— Begin GIVEN DATA —
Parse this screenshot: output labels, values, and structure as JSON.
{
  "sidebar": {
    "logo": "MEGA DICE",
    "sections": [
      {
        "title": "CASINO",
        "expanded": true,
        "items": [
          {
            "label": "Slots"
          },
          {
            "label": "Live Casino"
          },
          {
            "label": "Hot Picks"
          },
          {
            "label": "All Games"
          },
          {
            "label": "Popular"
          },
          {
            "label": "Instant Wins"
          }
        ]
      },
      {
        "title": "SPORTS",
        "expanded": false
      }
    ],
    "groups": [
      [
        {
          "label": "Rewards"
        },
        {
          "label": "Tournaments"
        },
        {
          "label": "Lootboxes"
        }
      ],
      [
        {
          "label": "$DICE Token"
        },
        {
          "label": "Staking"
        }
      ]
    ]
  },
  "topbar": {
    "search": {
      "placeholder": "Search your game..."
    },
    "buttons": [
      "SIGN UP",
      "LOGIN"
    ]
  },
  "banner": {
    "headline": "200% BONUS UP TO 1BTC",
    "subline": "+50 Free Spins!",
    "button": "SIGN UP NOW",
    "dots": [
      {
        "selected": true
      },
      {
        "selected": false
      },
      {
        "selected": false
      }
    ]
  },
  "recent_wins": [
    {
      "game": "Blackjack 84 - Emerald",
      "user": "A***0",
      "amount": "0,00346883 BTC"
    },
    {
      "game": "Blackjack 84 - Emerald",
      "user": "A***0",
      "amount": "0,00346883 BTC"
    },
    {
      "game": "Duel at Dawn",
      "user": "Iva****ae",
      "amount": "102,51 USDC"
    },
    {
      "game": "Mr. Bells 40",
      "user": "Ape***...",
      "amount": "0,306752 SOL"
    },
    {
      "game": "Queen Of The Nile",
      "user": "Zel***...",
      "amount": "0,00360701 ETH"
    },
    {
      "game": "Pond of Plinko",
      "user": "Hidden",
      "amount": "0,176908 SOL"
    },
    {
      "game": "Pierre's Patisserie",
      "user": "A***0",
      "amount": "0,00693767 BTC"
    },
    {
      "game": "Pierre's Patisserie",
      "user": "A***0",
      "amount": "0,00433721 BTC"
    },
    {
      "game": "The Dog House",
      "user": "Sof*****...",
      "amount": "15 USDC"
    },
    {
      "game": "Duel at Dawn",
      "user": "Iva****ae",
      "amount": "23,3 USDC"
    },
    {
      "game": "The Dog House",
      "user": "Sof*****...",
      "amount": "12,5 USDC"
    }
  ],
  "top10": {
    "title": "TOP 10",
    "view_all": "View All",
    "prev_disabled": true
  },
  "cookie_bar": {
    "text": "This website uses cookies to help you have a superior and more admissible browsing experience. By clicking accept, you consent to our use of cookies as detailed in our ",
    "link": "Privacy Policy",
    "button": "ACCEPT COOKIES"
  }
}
— End GIVEN DATA —
## WHAT THE EXERCISE ASKS
Please set down all the data word for word.

## COMPLETE OUTPUT
Parse this screenshot: output labels, values, and structure as JSON.
{
  "sidebar": {
    "logo": "MEGA DICE",
    "sections": [
      {
        "title": "CASINO",
        "expanded": true,
        "items": [
          {
            "label": "Slots"
          },
          {
            "label": "Live Casino"
          },
          {
            "label": "Hot Picks"
          },
          {
            "label": "All Games"
          },
          {
            "label": "Popular"
          },
          {
            "label": "Instant Wins"
          }
        ]
      },
      {
        "title": "SPORTS",
        "expanded": false
      }
    ],
    "groups": [
      [
        {
          "label": "Rewards"
        },
        {
          "label": "Tournaments"
        },
        {
          "label": "Lootboxes"
        }
      ],
      [
        {
          "label": "$DICE Token"
        },
        {
          "label": "Staking"
        }
      ]
    ]
  },
  "topbar": {
    "search": {
      "placeholder": "Search your game..."
    },
    "buttons": [
      "SIGN UP",
      "LOGIN"
    ]
  },
  "banner": {
    "headline": "200% BONUS UP TO 1BTC",
    "subline": "+50 Free Spins!",
    "button": "SIGN UP NOW",
    "dots": [
      {
        "selected": true
      },
      {
        "selected": false
      },
      {
        "selected": false
      }
    ]
  },
  "recent_wins": [
    {
      "game": "Blackjack 84 - Emerald",
      "user": "A***0",
      "amount": "0,00346883 BTC"
    },
    {
      "game": "Blackjack 84 - Emerald",
      "user": "A***0",
      "amount": "0,00346883 BTC"
    },
    {
      "game": "Duel at Dawn",
      "user": "Iva****ae",
      "amount": "102,51 USDC"
    },
    {
      "game": "Mr. Bells 40",
      "user": "Ape***...",
      "amount": "0,306752 SOL"
    },
    {
      "game": "Queen Of The Nile",
      "user": "Zel***...",
      "amount": "0,00360701 ETH"
    },
    {
      "game": "Pond of Plinko",
      "user": "Hidden",
      "amount": "0,176908 SOL"
    },
    {
      "game": "Pierre's Patisserie",
      "user": "A***0",
      "amount": "0,00693767 BTC"
    },
    {
      "game": "Pierre's Patisserie",
      "user": "A***0",
      "amount": "0,00433721 BTC"
    },
    {
      "game": "The Dog House",
      "user": "Sof*****...",
      "amount": "15 USDC"
    },
    {
      "game": "Duel at Dawn",
      "user": "Iva****ae",
      "amount": "23,3 USDC"
    },
    {
      "game": "The Dog House",
      "user": "Sof*****...",
      "amount": "12,5 USDC"
    }
  ],
  "top10": {
    "title": "TOP 10",
    "view_all": "View All",
    "prev_disabled": true
  },
  "cookie_bar": {
    "text": "This website uses cookies to help you have a superior and more admissible browsing experience. By clicking accept, you consent to our use of cookies as detailed in our ",
    "link": "Privacy Policy",
    "button": "ACCEPT COOKIES"
  }
}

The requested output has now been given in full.